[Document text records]
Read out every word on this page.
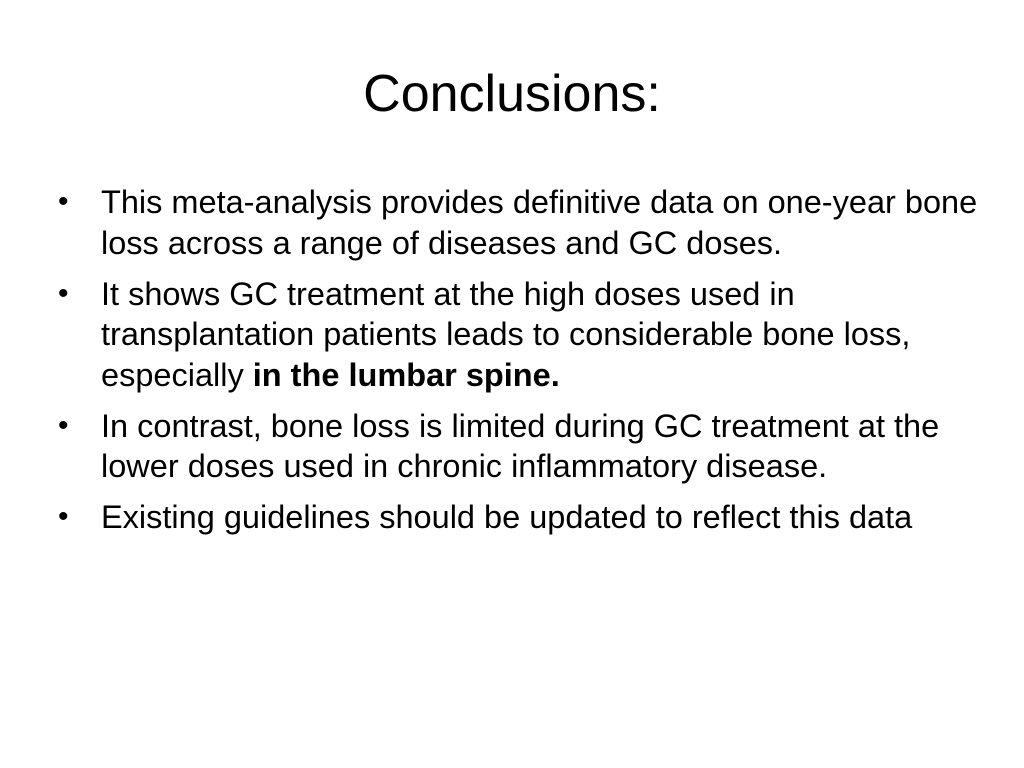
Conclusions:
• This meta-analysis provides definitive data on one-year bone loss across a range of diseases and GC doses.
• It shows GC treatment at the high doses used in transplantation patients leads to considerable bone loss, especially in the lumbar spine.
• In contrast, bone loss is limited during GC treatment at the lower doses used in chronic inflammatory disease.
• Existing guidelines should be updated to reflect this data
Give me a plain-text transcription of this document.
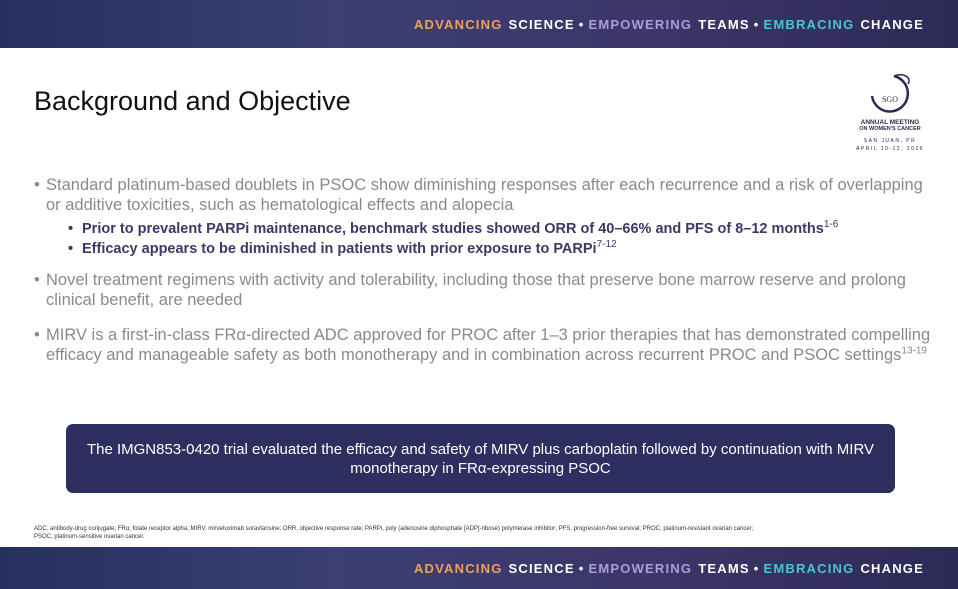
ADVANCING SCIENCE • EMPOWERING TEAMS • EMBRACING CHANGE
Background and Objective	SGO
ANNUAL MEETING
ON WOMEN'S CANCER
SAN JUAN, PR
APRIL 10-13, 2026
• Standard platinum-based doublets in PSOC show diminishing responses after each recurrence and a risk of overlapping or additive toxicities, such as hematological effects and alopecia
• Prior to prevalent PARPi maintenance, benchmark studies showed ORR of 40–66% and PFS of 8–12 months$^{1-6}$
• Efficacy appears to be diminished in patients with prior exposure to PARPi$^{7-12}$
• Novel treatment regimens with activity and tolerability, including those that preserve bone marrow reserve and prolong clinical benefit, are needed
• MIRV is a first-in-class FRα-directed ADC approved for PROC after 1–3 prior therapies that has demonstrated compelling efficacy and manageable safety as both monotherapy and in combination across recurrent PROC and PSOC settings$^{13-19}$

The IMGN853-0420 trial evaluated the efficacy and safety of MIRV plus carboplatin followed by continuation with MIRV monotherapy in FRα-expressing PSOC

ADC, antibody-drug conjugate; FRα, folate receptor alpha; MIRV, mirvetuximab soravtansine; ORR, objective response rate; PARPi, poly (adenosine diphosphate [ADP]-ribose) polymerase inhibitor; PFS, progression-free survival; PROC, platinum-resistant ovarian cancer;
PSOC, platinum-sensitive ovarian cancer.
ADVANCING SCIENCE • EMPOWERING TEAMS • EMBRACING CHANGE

---

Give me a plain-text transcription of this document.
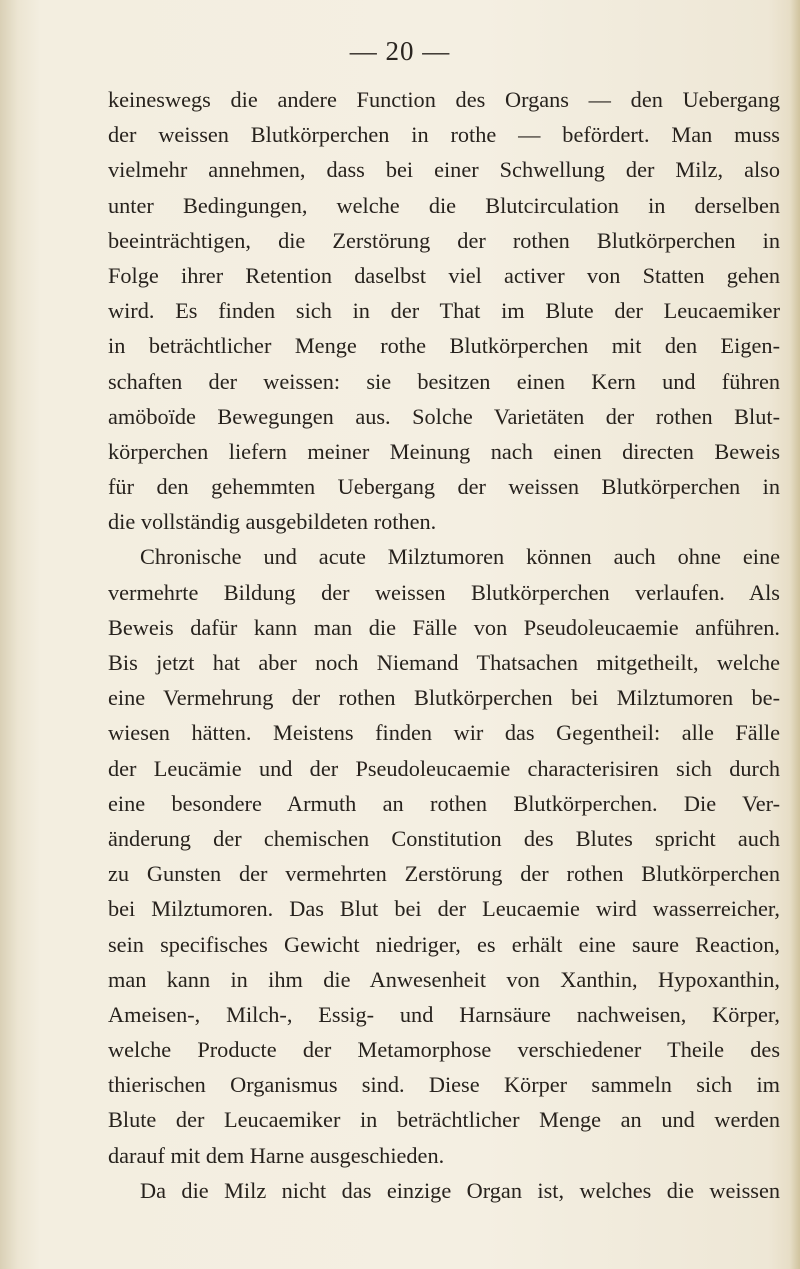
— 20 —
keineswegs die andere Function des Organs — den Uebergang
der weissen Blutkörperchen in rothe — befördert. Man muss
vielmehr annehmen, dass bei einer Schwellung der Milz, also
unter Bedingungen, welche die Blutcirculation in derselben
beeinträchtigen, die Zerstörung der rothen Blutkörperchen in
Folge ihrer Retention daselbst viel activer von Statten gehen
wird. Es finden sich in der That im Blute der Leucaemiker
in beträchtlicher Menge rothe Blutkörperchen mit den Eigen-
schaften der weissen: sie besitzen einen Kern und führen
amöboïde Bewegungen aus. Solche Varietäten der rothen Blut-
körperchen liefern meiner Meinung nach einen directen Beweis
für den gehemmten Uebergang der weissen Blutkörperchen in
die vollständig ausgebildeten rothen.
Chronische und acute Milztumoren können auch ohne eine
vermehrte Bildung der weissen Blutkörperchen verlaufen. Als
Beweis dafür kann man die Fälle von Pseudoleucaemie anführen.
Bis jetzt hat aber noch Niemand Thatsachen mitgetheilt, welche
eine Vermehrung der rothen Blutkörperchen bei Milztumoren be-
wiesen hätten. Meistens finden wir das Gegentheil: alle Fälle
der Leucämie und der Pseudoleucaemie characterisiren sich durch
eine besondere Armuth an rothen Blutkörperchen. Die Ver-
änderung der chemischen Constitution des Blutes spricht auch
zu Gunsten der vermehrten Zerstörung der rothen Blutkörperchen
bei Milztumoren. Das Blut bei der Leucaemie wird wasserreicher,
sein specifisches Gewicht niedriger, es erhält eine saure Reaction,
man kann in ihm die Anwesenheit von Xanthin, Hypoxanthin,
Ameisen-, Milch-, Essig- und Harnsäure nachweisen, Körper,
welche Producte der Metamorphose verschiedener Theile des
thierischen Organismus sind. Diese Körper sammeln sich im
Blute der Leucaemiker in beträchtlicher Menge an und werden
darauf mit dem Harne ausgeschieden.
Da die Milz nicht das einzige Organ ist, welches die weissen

--

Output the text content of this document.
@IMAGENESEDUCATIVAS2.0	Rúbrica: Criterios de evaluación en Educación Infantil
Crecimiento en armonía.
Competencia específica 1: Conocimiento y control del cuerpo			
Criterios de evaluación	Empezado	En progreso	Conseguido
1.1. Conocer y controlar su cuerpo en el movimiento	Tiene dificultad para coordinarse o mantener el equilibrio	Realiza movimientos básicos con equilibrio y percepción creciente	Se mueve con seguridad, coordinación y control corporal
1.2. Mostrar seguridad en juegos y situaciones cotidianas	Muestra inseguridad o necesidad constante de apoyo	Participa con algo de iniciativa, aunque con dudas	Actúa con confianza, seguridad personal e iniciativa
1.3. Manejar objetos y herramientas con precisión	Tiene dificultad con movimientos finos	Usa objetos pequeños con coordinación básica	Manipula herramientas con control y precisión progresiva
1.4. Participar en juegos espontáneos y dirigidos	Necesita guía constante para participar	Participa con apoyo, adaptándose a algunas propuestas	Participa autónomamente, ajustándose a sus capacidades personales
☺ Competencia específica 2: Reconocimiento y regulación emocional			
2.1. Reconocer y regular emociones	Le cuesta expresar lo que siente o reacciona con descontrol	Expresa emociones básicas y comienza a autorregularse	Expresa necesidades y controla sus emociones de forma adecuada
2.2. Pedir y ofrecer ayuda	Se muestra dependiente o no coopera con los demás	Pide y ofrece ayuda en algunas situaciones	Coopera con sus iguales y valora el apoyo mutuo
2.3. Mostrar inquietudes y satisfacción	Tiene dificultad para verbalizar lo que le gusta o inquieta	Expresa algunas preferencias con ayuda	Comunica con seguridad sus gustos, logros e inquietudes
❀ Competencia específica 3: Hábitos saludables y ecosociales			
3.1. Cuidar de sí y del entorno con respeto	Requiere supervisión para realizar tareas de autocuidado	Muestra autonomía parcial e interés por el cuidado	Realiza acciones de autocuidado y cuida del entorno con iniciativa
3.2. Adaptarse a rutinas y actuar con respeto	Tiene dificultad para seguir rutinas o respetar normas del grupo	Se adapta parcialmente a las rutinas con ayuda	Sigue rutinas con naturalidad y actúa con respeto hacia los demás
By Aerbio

YOUR INSTRUCTIONS:
Read through the lines above and collect those that contain the string "weissen".

ANSWER SECTION:
der weissen Blutkörperchen in rothe — befördert. Man muss
schaften der weissen: sie besitzen einen Kern und führen
für den gehemmten Uebergang der weissen Blutkörperchen in
vermehrte Bildung der weissen Blutkörperchen verlaufen. Als
Da die Milz nicht das einzige Organ ist, welches die weissen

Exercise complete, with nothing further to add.